** What to produce **
Please repeat all of the listing exactly.

** Record list **
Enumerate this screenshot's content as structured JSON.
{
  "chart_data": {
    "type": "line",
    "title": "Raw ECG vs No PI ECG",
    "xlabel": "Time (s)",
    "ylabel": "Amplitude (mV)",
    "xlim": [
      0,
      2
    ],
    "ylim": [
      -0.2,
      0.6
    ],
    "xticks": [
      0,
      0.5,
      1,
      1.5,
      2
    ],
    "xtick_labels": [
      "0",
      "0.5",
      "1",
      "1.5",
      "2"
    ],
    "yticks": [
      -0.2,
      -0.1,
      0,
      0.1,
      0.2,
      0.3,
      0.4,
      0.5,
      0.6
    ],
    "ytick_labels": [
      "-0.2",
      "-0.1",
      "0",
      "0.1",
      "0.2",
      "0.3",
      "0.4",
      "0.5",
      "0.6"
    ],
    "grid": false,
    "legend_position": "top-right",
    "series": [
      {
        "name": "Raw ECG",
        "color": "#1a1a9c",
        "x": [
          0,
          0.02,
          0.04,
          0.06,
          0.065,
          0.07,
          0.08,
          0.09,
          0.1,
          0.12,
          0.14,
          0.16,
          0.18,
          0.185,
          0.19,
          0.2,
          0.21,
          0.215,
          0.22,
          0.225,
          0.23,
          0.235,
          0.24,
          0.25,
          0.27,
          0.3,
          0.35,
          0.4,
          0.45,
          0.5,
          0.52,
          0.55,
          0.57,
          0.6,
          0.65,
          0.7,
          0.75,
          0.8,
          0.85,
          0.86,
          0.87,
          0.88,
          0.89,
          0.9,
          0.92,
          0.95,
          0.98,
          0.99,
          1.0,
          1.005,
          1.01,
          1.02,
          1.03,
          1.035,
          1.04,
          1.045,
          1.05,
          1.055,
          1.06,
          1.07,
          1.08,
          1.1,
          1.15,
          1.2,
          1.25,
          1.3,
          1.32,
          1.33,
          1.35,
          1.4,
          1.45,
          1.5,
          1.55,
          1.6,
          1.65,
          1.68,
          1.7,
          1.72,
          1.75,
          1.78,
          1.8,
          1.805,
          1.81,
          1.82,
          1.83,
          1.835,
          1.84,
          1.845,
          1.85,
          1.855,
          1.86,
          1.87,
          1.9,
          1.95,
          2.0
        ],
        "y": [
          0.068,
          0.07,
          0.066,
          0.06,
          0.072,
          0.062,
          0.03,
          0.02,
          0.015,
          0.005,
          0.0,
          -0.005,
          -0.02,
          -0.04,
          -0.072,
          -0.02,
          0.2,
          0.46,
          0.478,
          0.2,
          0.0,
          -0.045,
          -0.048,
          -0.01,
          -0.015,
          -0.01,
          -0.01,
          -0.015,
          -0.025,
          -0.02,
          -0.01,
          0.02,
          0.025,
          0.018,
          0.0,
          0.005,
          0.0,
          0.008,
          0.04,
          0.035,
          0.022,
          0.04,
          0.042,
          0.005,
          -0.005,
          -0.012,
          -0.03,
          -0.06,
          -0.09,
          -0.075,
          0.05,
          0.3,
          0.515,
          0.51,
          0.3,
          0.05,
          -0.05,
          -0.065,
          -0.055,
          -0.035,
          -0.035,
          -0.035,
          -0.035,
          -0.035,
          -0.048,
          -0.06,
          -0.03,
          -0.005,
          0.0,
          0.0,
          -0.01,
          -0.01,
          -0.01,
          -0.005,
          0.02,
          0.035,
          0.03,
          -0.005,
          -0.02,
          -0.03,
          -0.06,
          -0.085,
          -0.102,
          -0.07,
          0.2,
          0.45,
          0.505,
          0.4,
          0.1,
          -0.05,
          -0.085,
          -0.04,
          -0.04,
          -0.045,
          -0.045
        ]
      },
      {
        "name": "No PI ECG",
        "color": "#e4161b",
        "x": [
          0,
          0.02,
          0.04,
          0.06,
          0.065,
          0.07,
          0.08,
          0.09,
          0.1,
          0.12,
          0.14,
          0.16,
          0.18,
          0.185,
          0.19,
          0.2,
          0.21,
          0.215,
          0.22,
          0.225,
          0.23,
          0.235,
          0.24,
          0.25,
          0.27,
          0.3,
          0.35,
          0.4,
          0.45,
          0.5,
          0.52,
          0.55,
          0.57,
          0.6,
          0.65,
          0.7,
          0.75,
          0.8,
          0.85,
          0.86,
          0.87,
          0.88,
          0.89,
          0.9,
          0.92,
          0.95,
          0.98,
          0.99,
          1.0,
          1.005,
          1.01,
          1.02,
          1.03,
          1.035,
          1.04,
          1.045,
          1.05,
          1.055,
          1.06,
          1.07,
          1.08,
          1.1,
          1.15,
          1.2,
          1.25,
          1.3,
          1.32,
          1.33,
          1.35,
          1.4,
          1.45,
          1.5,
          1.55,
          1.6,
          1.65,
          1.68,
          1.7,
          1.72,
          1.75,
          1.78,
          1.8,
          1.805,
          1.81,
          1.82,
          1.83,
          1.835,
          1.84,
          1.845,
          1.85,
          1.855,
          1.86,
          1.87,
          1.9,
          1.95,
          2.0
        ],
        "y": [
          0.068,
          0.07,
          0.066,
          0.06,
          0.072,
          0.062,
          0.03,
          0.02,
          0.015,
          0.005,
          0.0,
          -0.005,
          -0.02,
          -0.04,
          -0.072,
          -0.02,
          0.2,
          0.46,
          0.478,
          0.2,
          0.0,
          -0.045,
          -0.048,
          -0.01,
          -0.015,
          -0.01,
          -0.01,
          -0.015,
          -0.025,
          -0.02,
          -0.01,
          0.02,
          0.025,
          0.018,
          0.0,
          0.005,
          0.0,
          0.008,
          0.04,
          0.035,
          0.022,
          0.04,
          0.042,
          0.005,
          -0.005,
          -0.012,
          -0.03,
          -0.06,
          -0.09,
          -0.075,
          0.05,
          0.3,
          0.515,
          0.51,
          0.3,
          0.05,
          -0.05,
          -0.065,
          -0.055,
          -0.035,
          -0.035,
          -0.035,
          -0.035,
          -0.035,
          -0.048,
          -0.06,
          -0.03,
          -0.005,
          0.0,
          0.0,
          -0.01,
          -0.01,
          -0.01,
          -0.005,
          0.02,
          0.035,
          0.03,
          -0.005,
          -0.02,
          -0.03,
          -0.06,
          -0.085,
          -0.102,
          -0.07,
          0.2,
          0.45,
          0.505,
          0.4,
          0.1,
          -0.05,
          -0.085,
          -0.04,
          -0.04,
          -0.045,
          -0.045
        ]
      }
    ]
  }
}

** Solution for this exercise **
Enumerate this screenshot's content as structured JSON.
{
  "chart_data": {
    "type": "line",
    "title": "Raw ECG vs No PI ECG",
    "xlabel": "Time (s)",
    "ylabel": "Amplitude (mV)",
    "xlim": [
      0,
      2
    ],
    "ylim": [
      -0.2,
      0.6
    ],
    "xticks": [
      0,
      0.5,
      1,
      1.5,
      2
    ],
    "xtick_labels": [
      "0",
      "0.5",
      "1",
      "1.5",
      "2"
    ],
    "yticks": [
      -0.2,
      -0.1,
      0,
      0.1,
      0.2,
      0.3,
      0.4,
      0.5,
      0.6
    ],
    "ytick_labels": [
      "-0.2",
      "-0.1",
      "0",
      "0.1",
      "0.2",
      "0.3",
      "0.4",
      "0.5",
      "0.6"
    ],
    "grid": false,
    "legend_position": "top-right",
    "series": [
      {
        "name": "Raw ECG",
        "color": "#1a1a9c",
        "x": [
          0,
          0.02,
          0.04,
          0.06,
          0.065,
          0.07,
          0.08,
          0.09,
          0.1,
          0.12,
          0.14,
          0.16,
          0.18,
          0.185,
          0.19,
          0.2,
          0.21,
          0.215,
          0.22,
          0.225,
          0.23,
          0.235,
          0.24,
          0.25,
          0.27,
          0.3,
          0.35,
          0.4,
          0.45,
          0.5,
          0.52,
          0.55,
          0.57,
          0.6,
          0.65,
          0.7,
          0.75,
          0.8,
          0.85,
          0.86,
          0.87,
          0.88,
          0.89,
          0.9,
          0.92,
          0.95,
          0.98,
          0.99,
          1.0,
          1.005,
          1.01,
          1.02,
          1.03,
          1.035,
          1.04,
          1.045,
          1.05,
          1.055,
          1.06,
          1.07,
          1.08,
          1.1,
          1.15,
          1.2,
          1.25,
          1.3,
          1.32,
          1.33,
          1.35,
          1.4,
          1.45,
          1.5,
          1.55,
          1.6,
          1.65,
          1.68,
          1.7,
          1.72,
          1.75,
          1.78,
          1.8,
          1.805,
          1.81,
          1.82,
          1.83,
          1.835,
          1.84,
          1.845,
          1.85,
          1.855,
          1.86,
          1.87,
          1.9,
          1.95,
          2.0
        ],
        "y": [
          0.068,
          0.07,
          0.066,
          0.06,
          0.072,
          0.062,
          0.03,
          0.02,
          0.015,
          0.005,
          0.0,
          -0.005,
          -0.02,
          -0.04,
          -0.072,
          -0.02,
          0.2,
          0.46,
          0.478,
          0.2,
          0.0,
          -0.045,
          -0.048,
          -0.01,
          -0.015,
          -0.01,
          -0.01,
          -0.015,
          -0.025,
          -0.02,
          -0.01,
          0.02,
          0.025,
          0.018,
          0.0,
          0.005,
          0.0,
          0.008,
          0.04,
          0.035,
          0.022,
          0.04,
          0.042,
          0.005,
          -0.005,
          -0.012,
          -0.03,
          -0.06,
          -0.09,
          -0.075,
          0.05,
          0.3,
          0.515,
          0.51,
          0.3,
          0.05,
          -0.05,
          -0.065,
          -0.055,
          -0.035,
          -0.035,
          -0.035,
          -0.035,
          -0.035,
          -0.048,
          -0.06,
          -0.03,
          -0.005,
          0.0,
          0.0,
          -0.01,
          -0.01,
          -0.01,
          -0.005,
          0.02,
          0.035,
          0.03,
          -0.005,
          -0.02,
          -0.03,
          -0.06,
          -0.085,
          -0.102,
          -0.07,
          0.2,
          0.45,
          0.505,
          0.4,
          0.1,
          -0.05,
          -0.085,
          -0.04,
          -0.04,
          -0.045,
          -0.045
        ]
      },
      {
        "name": "No PI ECG",
        "color": "#e4161b",
        "x": [
          0,
          0.02,
          0.04,
          0.06,
          0.065,
          0.07,
          0.08,
          0.09,
          0.1,
          0.12,
          0.14,
          0.16,
          0.18,
          0.185,
          0.19,
          0.2,
          0.21,
          0.215,
          0.22,
          0.225,
          0.23,
          0.235,
          0.24,
          0.25,
          0.27,
          0.3,
          0.35,
          0.4,
          0.45,
          0.5,
          0.52,
          0.55,
          0.57,
          0.6,
          0.65,
          0.7,
          0.75,
          0.8,
          0.85,
          0.86,
          0.87,
          0.88,
          0.89,
          0.9,
          0.92,
          0.95,
          0.98,
          0.99,
          1.0,
          1.005,
          1.01,
          1.02,
          1.03,
          1.035,
          1.04,
          1.045,
          1.05,
          1.055,
          1.06,
          1.07,
          1.08,
          1.1,
          1.15,
          1.2,
          1.25,
          1.3,
          1.32,
          1.33,
          1.35,
          1.4,
          1.45,
          1.5,
          1.55,
          1.6,
          1.65,
          1.68,
          1.7,
          1.72,
          1.75,
          1.78,
          1.8,
          1.805,
          1.81,
          1.82,
          1.83,
          1.835,
          1.84,
          1.845,
          1.85,
          1.855,
          1.86,
          1.87,
          1.9,
          1.95,
          2.0
        ],
        "y": [
          0.068,
          0.07,
          0.066,
          0.06,
          0.072,
          0.062,
          0.03,
          0.02,
          0.015,
          0.005,
          0.0,
          -0.005,
          -0.02,
          -0.04,
          -0.072,
          -0.02,
          0.2,
          0.46,
          0.478,
          0.2,
          0.0,
          -0.045,
          -0.048,
          -0.01,
          -0.015,
          -0.01,
          -0.01,
          -0.015,
          -0.025,
          -0.02,
          -0.01,
          0.02,
          0.025,
          0.018,
          0.0,
          0.005,
          0.0,
          0.008,
          0.04,
          0.035,
          0.022,
          0.04,
          0.042,
          0.005,
          -0.005,
          -0.012,
          -0.03,
          -0.06,
          -0.09,
          -0.075,
          0.05,
          0.3,
          0.515,
          0.51,
          0.3,
          0.05,
          -0.05,
          -0.065,
          -0.055,
          -0.035,
          -0.035,
          -0.035,
          -0.035,
          -0.035,
          -0.048,
          -0.06,
          -0.03,
          -0.005,
          0.0,
          0.0,
          -0.01,
          -0.01,
          -0.01,
          -0.005,
          0.02,
          0.035,
          0.03,
          -0.005,
          -0.02,
          -0.03,
          -0.06,
          -0.085,
          -0.102,
          -0.07,
          0.2,
          0.45,
          0.505,
          0.4,
          0.1,
          -0.05,
          -0.085,
          -0.04,
          -0.04,
          -0.045,
          -0.045
        ]
      }
    ]
  }
}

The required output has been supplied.